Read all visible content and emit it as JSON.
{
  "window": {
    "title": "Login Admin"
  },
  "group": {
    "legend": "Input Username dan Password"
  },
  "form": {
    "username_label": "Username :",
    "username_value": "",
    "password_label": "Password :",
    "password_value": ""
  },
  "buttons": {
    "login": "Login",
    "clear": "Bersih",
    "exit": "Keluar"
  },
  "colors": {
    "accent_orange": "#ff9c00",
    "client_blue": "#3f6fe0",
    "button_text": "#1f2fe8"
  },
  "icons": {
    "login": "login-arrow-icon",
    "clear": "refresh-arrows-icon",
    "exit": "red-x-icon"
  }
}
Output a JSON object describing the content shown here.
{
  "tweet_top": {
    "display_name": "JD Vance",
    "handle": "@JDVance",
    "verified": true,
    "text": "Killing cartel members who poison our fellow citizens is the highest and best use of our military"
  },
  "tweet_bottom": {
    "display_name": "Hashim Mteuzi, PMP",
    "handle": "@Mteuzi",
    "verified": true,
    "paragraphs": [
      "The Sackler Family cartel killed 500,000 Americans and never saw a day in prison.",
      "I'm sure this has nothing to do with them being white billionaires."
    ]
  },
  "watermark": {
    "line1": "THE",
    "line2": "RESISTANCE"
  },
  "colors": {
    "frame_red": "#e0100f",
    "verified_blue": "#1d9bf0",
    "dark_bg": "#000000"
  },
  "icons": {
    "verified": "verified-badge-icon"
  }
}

# # # #

What is needed: Count every line bearing the word "cartel"; report the total only.

Problem solution: 2